_Requirements_
Every line of the material is to be repeated exactly as it stands.

Collected data
..........

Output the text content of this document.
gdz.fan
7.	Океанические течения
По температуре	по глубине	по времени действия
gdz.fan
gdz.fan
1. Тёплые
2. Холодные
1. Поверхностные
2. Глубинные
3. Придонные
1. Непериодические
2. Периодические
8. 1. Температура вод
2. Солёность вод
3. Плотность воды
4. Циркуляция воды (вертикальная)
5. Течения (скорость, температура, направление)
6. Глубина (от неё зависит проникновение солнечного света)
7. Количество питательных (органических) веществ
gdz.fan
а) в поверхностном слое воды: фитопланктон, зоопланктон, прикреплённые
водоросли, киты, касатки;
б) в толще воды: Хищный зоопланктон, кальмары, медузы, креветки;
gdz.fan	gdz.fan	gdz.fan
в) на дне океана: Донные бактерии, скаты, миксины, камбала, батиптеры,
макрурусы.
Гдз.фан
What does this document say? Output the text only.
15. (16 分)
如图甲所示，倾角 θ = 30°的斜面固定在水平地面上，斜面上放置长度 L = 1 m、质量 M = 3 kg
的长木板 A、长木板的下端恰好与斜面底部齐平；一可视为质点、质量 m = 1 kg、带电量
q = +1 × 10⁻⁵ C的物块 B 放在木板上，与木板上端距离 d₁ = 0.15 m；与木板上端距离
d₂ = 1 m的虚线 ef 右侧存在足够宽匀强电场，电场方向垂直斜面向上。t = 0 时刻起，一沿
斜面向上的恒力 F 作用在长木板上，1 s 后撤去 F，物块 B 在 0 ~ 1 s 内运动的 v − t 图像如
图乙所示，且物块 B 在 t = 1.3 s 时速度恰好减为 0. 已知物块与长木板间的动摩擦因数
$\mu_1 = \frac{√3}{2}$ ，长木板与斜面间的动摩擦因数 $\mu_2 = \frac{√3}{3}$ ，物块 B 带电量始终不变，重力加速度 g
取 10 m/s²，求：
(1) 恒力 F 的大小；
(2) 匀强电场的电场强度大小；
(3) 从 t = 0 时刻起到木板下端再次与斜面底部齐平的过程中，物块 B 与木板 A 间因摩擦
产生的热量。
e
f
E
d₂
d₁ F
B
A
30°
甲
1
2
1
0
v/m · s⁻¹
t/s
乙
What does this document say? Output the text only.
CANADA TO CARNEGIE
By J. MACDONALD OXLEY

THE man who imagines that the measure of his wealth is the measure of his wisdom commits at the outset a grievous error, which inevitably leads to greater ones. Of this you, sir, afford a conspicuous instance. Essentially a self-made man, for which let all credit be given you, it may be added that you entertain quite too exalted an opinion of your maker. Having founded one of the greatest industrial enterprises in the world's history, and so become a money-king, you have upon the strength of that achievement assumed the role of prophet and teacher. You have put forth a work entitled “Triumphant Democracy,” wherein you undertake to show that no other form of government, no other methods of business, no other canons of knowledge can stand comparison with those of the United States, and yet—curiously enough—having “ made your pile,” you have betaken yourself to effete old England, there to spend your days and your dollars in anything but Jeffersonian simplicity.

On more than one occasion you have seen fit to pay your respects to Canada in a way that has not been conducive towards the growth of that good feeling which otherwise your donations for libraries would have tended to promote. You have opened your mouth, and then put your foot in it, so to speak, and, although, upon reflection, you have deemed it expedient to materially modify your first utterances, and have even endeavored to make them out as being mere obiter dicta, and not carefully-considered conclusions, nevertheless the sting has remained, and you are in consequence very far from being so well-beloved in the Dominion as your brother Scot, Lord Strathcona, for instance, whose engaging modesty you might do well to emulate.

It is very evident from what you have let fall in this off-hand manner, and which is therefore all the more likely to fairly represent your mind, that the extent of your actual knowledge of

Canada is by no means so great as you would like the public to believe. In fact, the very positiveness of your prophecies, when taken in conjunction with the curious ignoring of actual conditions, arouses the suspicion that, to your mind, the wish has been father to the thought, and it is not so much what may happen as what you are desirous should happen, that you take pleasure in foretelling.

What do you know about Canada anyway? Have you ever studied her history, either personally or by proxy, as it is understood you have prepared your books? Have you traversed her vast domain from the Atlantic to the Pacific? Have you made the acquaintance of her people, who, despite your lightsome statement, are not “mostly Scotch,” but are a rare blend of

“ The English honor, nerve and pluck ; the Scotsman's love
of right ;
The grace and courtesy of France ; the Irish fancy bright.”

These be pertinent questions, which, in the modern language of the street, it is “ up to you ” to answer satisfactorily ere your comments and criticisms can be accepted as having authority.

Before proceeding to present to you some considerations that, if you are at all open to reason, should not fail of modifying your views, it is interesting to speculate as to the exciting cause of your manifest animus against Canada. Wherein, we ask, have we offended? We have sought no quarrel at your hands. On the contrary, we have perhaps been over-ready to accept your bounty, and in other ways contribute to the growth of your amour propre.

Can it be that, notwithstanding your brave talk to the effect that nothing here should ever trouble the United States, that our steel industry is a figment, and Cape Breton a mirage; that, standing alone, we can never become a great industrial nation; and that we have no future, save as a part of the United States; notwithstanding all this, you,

..........

_Finished answer_
Output the text content of this document.
gdz.fan
7.	Океанические течения
По температуре	по глубине	по времени действия
gdz.fan
gdz.fan
1. Тёплые
2. Холодные
1. Поверхностные
2. Глубинные
3. Придонные
1. Непериодические
2. Периодические
8. 1. Температура вод
2. Солёность вод
3. Плотность воды
4. Циркуляция воды (вертикальная)
5. Течения (скорость, температура, направление)
6. Глубина (от неё зависит проникновение солнечного света)
7. Количество питательных (органических) веществ
gdz.fan
а) в поверхностном слое воды: фитопланктон, зоопланктон, прикреплённые
водоросли, киты, касатки;
б) в толще воды: Хищный зоопланктон, кальмары, медузы, креветки;
gdz.fan	gdz.fan	gdz.fan
в) на дне океана: Донные бактерии, скаты, миксины, камбала, батиптеры,
макрурусы.
Гдз.фан
What does this document say? Output the text only.
15. (16 分)
如图甲所示，倾角 θ = 30°的斜面固定在水平地面上，斜面上放置长度 L = 1 m、质量 M = 3 kg
的长木板 A、长木板的下端恰好与斜面底部齐平；一可视为质点、质量 m = 1 kg、带电量
q = +1 × 10⁻⁵ C的物块 B 放在木板上，与木板上端距离 d₁ = 0.15 m；与木板上端距离
d₂ = 1 m的虚线 ef 右侧存在足够宽匀强电场，电场方向垂直斜面向上。t = 0 时刻起，一沿
斜面向上的恒力 F 作用在长木板上，1 s 后撤去 F，物块 B 在 0 ~ 1 s 内运动的 v − t 图像如
图乙所示，且物块 B 在 t = 1.3 s 时速度恰好减为 0. 已知物块与长木板间的动摩擦因数
$\mu_1 = \frac{√3}{2}$ ，长木板与斜面间的动摩擦因数 $\mu_2 = \frac{√3}{3}$ ，物块 B 带电量始终不变，重力加速度 g
取 10 m/s²，求：
(1) 恒力 F 的大小；
(2) 匀强电场的电场强度大小；
(3) 从 t = 0 时刻起到木板下端再次与斜面底部齐平的过程中，物块 B 与木板 A 间因摩擦
产生的热量。
e
f
E
d₂
d₁ F
B
A
30°
甲
1
2
1
0
v/m · s⁻¹
t/s
乙
What does this document say? Output the text only.
CANADA TO CARNEGIE
By J. MACDONALD OXLEY

THE man who imagines that the measure of his wealth is the measure of his wisdom commits at the outset a grievous error, which inevitably leads to greater ones. Of this you, sir, afford a conspicuous instance. Essentially a self-made man, for which let all credit be given you, it may be added that you entertain quite too exalted an opinion of your maker. Having founded one of the greatest industrial enterprises in the world's history, and so become a money-king, you have upon the strength of that achievement assumed the role of prophet and teacher. You have put forth a work entitled “Triumphant Democracy,” wherein you undertake to show that no other form of government, no other methods of business, no other canons of knowledge can stand comparison with those of the United States, and yet—curiously enough—having “ made your pile,” you have betaken yourself to effete old England, there to spend your days and your dollars in anything but Jeffersonian simplicity.

On more than one occasion you have seen fit to pay your respects to Canada in a way that has not been conducive towards the growth of that good feeling which otherwise your donations for libraries would have tended to promote. You have opened your mouth, and then put your foot in it, so to speak, and, although, upon reflection, you have deemed it expedient to materially modify your first utterances, and have even endeavored to make them out as being mere obiter dicta, and not carefully-considered conclusions, nevertheless the sting has remained, and you are in consequence very far from being so well-beloved in the Dominion as your brother Scot, Lord Strathcona, for instance, whose engaging modesty you might do well to emulate.

It is very evident from what you have let fall in this off-hand manner, and which is therefore all the more likely to fairly represent your mind, that the extent of your actual knowledge of

Canada is by no means so great as you would like the public to believe. In fact, the very positiveness of your prophecies, when taken in conjunction with the curious ignoring of actual conditions, arouses the suspicion that, to your mind, the wish has been father to the thought, and it is not so much what may happen as what you are desirous should happen, that you take pleasure in foretelling.

What do you know about Canada anyway? Have you ever studied her history, either personally or by proxy, as it is understood you have prepared your books? Have you traversed her vast domain from the Atlantic to the Pacific? Have you made the acquaintance of her people, who, despite your lightsome statement, are not “mostly Scotch,” but are a rare blend of

“ The English honor, nerve and pluck ; the Scotsman's love
of right ;
The grace and courtesy of France ; the Irish fancy bright.”

These be pertinent questions, which, in the modern language of the street, it is “ up to you ” to answer satisfactorily ere your comments and criticisms can be accepted as having authority.

Before proceeding to present to you some considerations that, if you are at all open to reason, should not fail of modifying your views, it is interesting to speculate as to the exciting cause of your manifest animus against Canada. Wherein, we ask, have we offended? We have sought no quarrel at your hands. On the contrary, we have perhaps been over-ready to accept your bounty, and in other ways contribute to the growth of your amour propre.

Can it be that, notwithstanding your brave talk to the effect that nothing here should ever trouble the United States, that our steel industry is a figment, and Cape Breton a mirage; that, standing alone, we can never become a great industrial nation; and that we have no future, save as a part of the United States; notwithstanding all this, you,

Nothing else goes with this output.